| DATA TO USE |
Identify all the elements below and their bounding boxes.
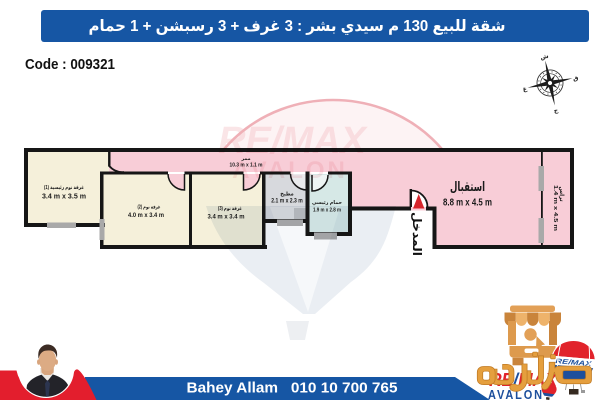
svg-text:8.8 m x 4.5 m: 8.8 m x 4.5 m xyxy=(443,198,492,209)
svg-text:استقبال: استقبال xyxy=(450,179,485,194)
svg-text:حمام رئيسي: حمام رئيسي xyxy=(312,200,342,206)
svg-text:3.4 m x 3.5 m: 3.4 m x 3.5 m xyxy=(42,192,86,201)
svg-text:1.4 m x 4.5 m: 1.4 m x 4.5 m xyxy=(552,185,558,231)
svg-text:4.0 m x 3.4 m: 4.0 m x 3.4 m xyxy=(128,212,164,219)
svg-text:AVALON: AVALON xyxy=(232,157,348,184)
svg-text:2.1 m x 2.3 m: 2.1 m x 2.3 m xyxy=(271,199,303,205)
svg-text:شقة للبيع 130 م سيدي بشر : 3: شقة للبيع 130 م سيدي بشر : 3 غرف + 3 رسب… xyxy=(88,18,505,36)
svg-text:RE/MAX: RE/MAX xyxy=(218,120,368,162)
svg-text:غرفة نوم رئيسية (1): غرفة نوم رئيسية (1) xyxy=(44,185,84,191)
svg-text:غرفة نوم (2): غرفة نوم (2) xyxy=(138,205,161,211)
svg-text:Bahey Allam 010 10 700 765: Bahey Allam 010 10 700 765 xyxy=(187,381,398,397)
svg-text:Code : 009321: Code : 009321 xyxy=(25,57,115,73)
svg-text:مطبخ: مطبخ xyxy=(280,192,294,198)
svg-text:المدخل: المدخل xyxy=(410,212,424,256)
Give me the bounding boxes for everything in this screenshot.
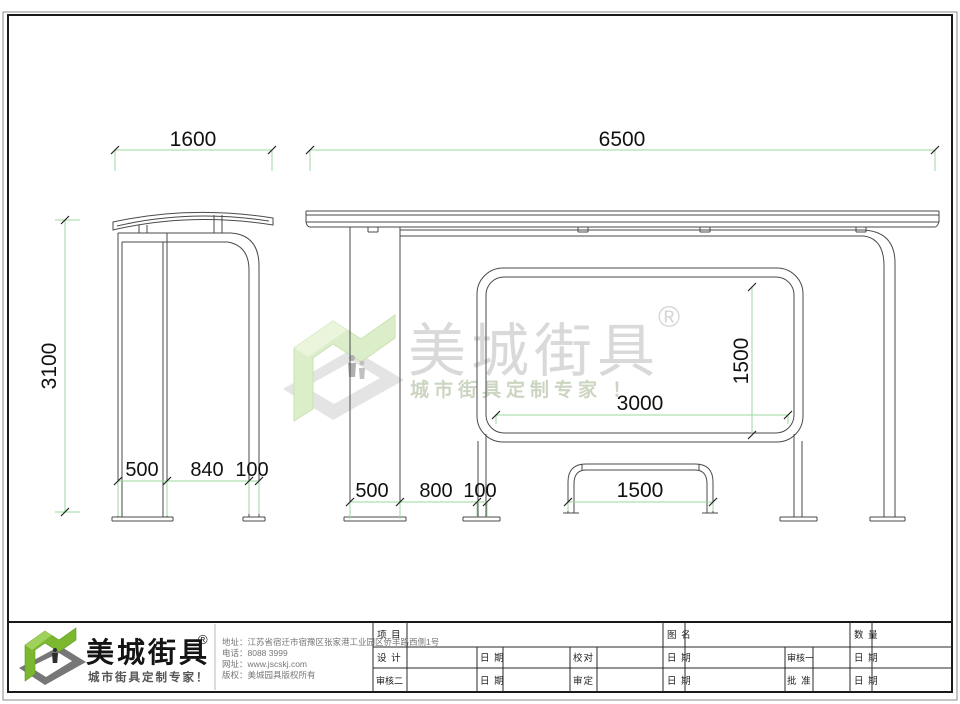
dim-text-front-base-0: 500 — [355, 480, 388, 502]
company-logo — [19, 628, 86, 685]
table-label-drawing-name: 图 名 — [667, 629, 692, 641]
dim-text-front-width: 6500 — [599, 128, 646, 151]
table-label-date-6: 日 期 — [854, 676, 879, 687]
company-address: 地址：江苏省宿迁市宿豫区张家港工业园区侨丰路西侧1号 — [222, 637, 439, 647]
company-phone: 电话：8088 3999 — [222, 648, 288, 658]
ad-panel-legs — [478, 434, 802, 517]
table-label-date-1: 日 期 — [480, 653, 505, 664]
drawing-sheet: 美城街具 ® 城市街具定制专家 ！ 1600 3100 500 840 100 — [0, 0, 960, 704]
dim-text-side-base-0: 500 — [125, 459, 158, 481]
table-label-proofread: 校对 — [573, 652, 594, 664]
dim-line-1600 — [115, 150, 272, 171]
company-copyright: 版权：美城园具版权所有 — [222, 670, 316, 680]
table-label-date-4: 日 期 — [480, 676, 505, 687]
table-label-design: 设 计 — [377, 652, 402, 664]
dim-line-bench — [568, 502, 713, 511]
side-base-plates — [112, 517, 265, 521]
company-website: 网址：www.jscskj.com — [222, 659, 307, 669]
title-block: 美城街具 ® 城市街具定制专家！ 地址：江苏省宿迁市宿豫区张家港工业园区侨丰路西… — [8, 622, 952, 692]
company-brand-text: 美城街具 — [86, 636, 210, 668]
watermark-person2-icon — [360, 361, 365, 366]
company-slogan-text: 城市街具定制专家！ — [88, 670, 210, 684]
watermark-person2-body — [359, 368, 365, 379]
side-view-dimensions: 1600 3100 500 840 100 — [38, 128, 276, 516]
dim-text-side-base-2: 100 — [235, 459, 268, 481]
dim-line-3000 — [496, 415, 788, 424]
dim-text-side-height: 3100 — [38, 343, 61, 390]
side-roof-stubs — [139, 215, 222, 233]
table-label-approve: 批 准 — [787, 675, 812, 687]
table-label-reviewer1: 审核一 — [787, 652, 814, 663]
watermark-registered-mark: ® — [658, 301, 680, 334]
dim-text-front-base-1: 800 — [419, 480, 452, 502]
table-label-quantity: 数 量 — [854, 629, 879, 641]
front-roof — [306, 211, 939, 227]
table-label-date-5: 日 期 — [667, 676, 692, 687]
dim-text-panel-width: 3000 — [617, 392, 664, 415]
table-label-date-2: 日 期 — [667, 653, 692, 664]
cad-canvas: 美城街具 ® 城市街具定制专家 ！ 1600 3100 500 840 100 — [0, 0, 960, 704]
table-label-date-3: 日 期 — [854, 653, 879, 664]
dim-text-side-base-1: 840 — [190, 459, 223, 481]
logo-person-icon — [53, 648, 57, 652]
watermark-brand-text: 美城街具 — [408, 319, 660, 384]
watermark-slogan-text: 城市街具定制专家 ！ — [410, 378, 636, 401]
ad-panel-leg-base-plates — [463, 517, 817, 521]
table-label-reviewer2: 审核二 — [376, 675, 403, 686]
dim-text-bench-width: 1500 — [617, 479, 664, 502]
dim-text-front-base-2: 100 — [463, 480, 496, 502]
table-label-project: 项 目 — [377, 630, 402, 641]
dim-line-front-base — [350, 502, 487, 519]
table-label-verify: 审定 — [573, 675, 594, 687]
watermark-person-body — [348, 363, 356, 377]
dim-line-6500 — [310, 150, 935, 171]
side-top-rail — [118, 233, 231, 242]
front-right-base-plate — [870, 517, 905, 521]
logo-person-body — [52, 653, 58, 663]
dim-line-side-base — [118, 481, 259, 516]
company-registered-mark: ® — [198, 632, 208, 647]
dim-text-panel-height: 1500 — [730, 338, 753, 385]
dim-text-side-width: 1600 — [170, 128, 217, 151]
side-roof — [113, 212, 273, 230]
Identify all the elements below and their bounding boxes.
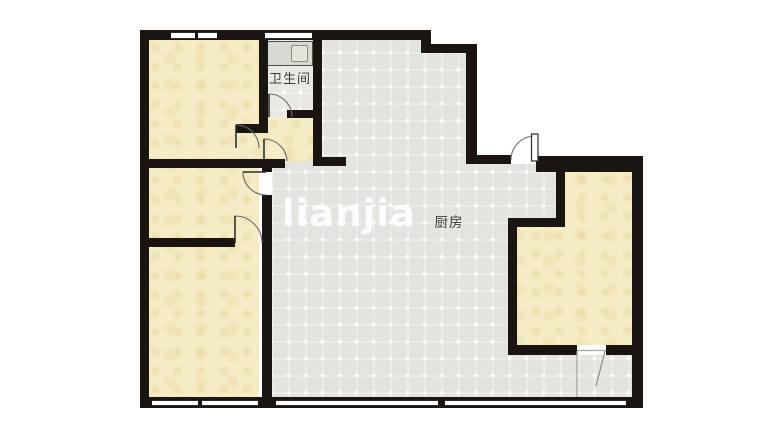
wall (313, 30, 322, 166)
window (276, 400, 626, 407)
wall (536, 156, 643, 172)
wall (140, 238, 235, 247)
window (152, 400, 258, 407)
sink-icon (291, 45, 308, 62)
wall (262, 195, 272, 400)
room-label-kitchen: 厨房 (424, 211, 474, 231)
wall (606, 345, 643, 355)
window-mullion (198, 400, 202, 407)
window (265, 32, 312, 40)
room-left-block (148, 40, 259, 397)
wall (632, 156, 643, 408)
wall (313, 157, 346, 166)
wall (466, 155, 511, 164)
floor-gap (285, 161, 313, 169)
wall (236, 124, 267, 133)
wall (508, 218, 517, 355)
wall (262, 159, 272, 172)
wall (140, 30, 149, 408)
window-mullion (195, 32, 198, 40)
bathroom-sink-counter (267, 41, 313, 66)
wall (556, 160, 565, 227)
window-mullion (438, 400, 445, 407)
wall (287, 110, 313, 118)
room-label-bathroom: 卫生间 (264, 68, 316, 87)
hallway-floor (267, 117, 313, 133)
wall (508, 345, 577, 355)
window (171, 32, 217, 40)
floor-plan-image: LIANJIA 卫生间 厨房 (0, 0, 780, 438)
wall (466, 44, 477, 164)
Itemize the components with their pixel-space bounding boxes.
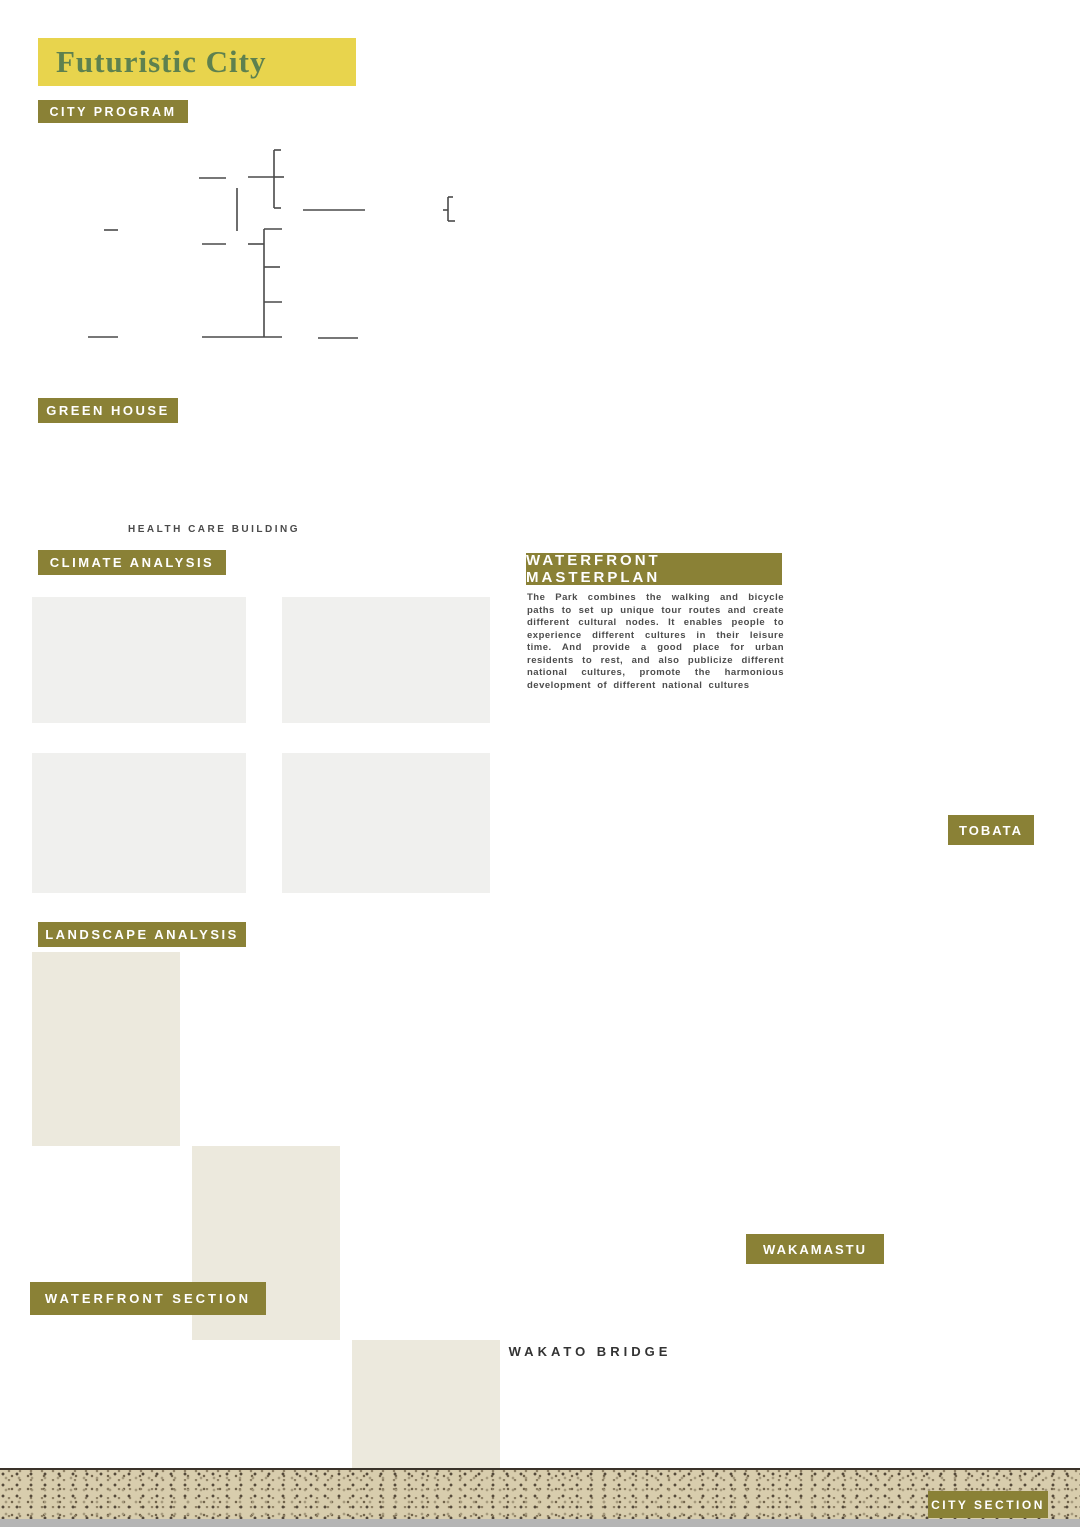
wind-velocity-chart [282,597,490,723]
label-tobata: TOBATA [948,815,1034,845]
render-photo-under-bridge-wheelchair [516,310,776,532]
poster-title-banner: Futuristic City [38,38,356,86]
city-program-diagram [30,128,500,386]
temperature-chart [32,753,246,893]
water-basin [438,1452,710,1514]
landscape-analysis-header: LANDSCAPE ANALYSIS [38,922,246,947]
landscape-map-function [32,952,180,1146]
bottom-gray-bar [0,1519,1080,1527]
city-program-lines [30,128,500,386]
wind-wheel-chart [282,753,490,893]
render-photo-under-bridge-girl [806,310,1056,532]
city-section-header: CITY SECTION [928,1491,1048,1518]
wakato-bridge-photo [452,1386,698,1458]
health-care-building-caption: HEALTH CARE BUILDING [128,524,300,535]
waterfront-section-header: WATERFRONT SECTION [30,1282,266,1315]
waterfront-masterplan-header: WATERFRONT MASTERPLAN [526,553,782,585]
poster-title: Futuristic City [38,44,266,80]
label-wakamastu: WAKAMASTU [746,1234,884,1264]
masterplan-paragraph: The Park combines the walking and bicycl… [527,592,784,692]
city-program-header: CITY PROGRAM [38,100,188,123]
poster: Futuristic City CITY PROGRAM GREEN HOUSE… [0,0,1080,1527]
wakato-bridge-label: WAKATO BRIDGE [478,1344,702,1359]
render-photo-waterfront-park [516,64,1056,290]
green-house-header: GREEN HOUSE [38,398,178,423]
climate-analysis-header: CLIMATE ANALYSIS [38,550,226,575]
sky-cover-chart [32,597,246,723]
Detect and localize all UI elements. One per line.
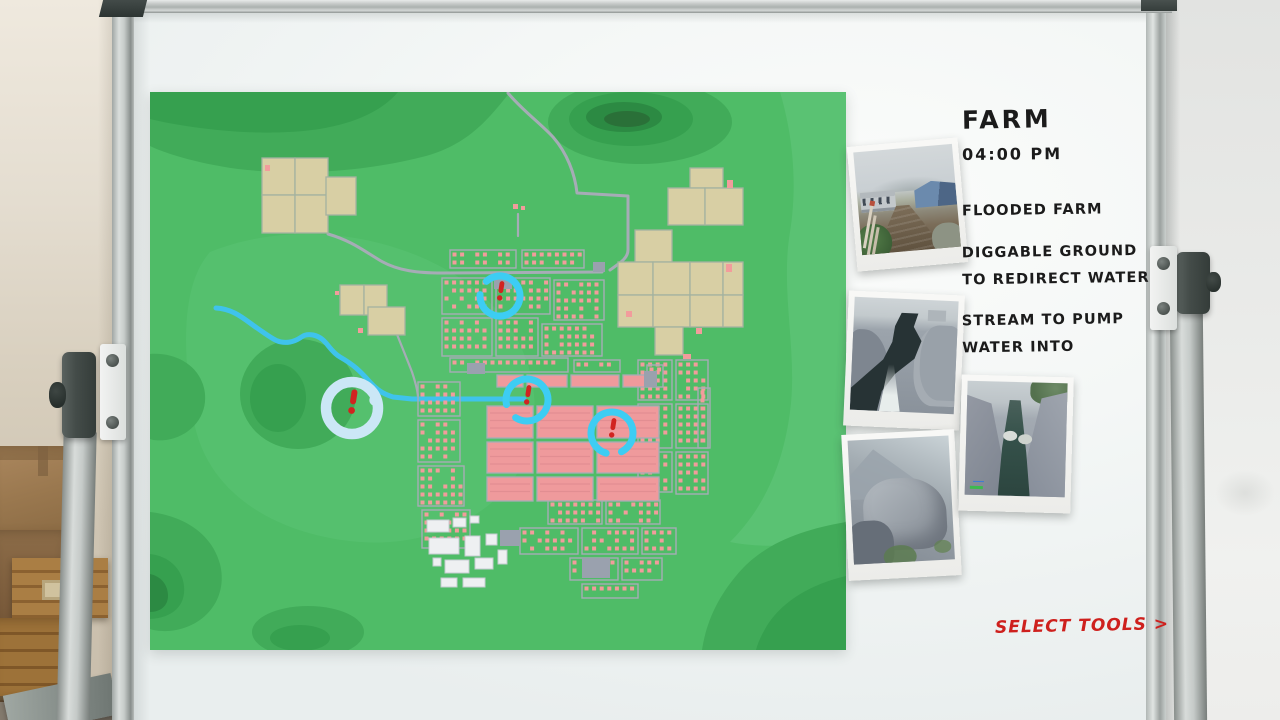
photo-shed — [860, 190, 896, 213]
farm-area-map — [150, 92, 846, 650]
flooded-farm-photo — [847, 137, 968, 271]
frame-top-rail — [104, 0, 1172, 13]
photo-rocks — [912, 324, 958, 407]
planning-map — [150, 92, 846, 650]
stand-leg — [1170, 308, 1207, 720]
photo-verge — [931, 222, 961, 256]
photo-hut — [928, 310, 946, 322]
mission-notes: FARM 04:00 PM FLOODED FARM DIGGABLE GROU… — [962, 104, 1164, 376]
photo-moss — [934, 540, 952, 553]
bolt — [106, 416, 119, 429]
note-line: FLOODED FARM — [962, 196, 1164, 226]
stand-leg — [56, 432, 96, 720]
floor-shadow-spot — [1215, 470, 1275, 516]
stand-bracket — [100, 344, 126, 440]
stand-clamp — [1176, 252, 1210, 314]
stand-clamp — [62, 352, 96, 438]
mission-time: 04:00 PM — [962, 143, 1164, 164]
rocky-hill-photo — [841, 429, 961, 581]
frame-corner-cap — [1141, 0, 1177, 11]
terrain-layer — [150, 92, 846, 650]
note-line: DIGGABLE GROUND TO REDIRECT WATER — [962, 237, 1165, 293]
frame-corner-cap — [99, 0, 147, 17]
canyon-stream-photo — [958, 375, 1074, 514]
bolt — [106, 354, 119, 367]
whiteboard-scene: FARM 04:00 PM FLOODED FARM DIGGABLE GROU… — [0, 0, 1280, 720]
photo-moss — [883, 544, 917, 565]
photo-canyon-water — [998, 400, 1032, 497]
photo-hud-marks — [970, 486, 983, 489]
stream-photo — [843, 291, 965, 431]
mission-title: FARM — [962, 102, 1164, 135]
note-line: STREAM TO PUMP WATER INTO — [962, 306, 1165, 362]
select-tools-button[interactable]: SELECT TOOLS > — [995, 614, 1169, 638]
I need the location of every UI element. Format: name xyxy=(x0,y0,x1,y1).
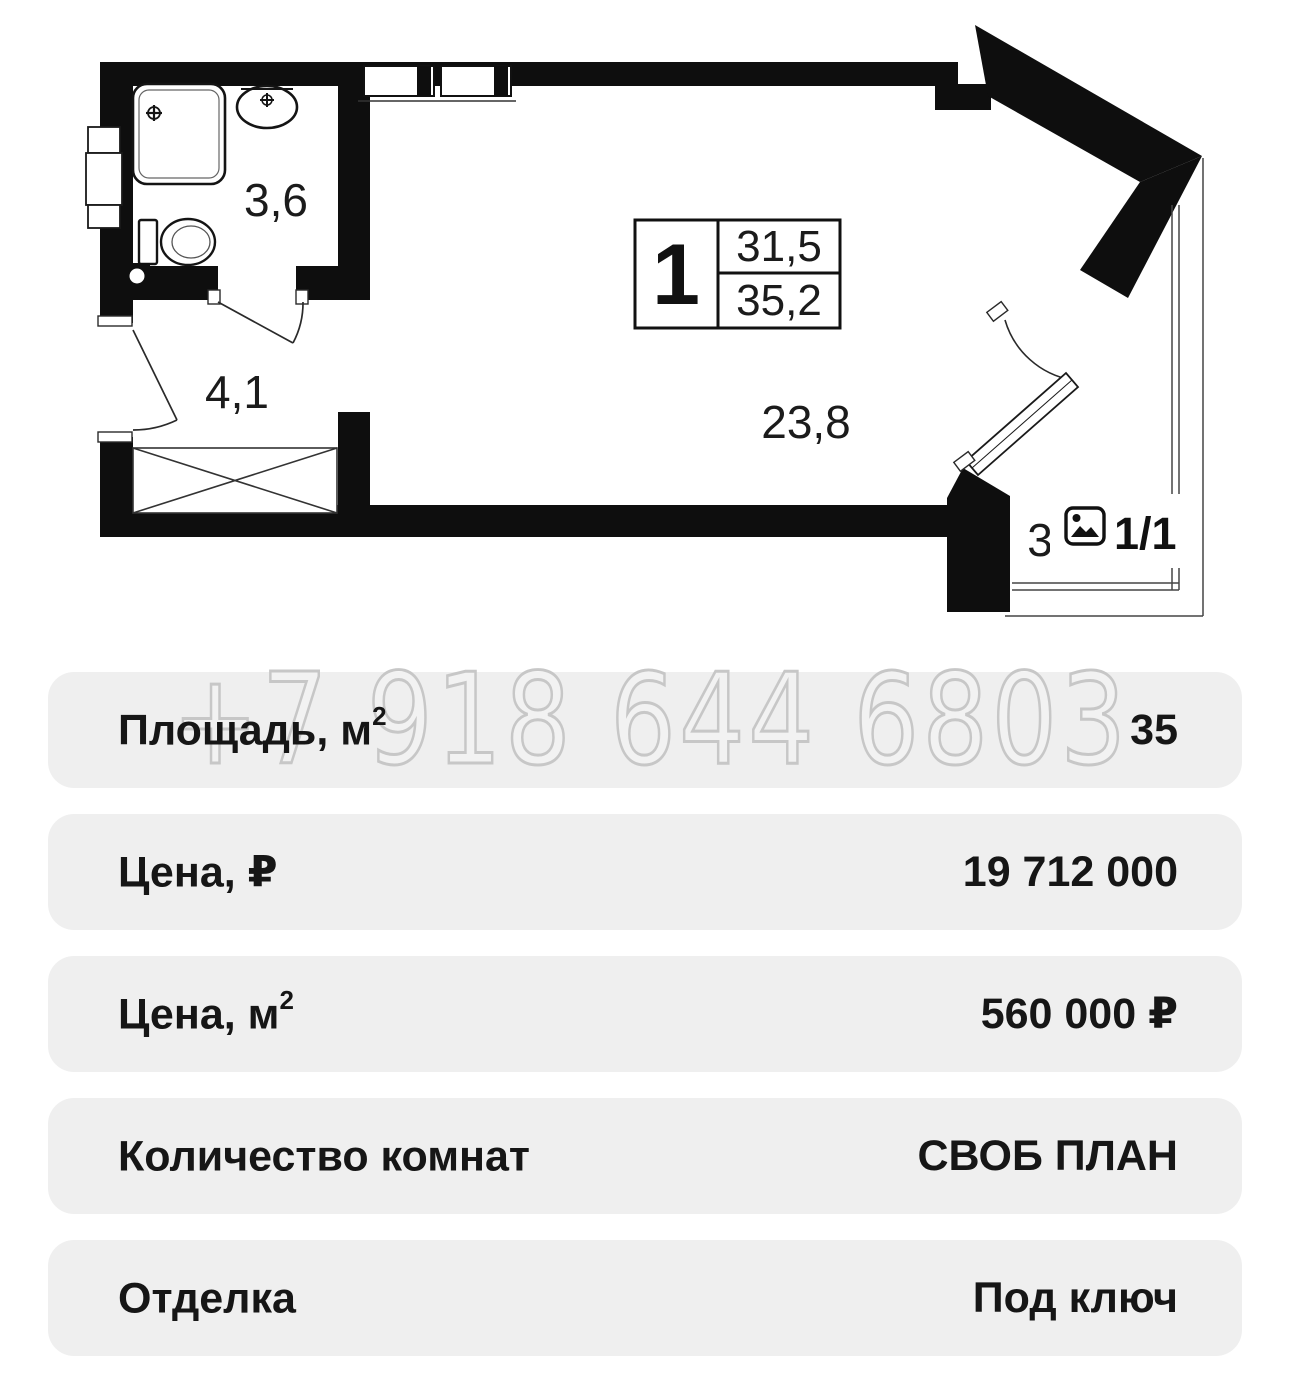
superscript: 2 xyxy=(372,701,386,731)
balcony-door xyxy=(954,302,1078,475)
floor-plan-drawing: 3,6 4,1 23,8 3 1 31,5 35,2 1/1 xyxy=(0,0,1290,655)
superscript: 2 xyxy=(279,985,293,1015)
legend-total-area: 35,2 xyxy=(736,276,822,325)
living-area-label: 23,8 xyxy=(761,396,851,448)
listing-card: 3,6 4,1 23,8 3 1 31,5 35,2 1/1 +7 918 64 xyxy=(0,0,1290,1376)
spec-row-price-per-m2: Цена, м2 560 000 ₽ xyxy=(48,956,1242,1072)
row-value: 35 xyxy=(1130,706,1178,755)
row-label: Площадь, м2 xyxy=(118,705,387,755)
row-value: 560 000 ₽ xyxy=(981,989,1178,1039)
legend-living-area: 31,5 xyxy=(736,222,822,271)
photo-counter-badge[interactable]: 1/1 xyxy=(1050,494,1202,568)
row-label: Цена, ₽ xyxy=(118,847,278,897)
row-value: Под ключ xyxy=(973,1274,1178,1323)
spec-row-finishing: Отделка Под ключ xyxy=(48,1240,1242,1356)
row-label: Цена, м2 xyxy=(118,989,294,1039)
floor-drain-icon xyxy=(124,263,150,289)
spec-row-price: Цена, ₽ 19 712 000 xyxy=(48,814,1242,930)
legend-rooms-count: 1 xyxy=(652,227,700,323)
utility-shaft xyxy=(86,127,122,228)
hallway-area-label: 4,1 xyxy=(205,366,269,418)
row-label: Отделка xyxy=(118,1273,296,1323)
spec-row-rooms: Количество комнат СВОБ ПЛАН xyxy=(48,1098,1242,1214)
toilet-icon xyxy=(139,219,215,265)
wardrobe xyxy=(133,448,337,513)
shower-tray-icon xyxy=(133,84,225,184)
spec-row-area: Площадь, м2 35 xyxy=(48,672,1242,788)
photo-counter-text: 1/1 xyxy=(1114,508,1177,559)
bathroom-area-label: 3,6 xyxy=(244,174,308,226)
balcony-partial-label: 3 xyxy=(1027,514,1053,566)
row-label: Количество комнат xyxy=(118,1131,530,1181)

| PROBLEM |
Set down the lines above word for word, starting with the very first line and going on through the line with "Give me the", both included, and leave the pictures out.

| REPLY |
Identify all the elements below and their bounding boxes.
svg-text:8.8 m x 4.5 m: 8.8 m x 4.5 m xyxy=(443,198,492,209)
svg-text:استقبال: استقبال xyxy=(450,179,485,194)
svg-text:حمام رئيسي: حمام رئيسي xyxy=(312,200,342,206)
svg-text:3.4 m x 3.5 m: 3.4 m x 3.5 m xyxy=(42,192,86,201)
svg-text:1.4 m x 4.5 m: 1.4 m x 4.5 m xyxy=(552,185,558,231)
svg-text:4.0 m x 3.4 m: 4.0 m x 3.4 m xyxy=(128,212,164,219)
svg-text:AVALON: AVALON xyxy=(232,157,348,184)
svg-text:2.1 m x 2.3 m: 2.1 m x 2.3 m xyxy=(271,199,303,205)
svg-text:شقة للبيع 130 م سيدي بشر : 3: شقة للبيع 130 م سيدي بشر : 3 غرف + 3 رسب… xyxy=(88,18,505,36)
svg-text:RE/MAX: RE/MAX xyxy=(218,120,368,162)
svg-text:غرفة نوم رئيسية (1): غرفة نوم رئيسية (1) xyxy=(44,185,84,191)
svg-text:غرفة نوم (2): غرفة نوم (2) xyxy=(138,205,161,211)
svg-text:Bahey Allam 010 10 700 765: Bahey Allam 010 10 700 765 xyxy=(187,381,398,397)
svg-text:Code : 009321: Code : 009321 xyxy=(25,57,115,73)
svg-text:مطبخ: مطبخ xyxy=(280,192,294,198)
svg-text:المدخل: المدخل xyxy=(410,212,424,256)
Give me the bounding boxes for everything in this screenshot.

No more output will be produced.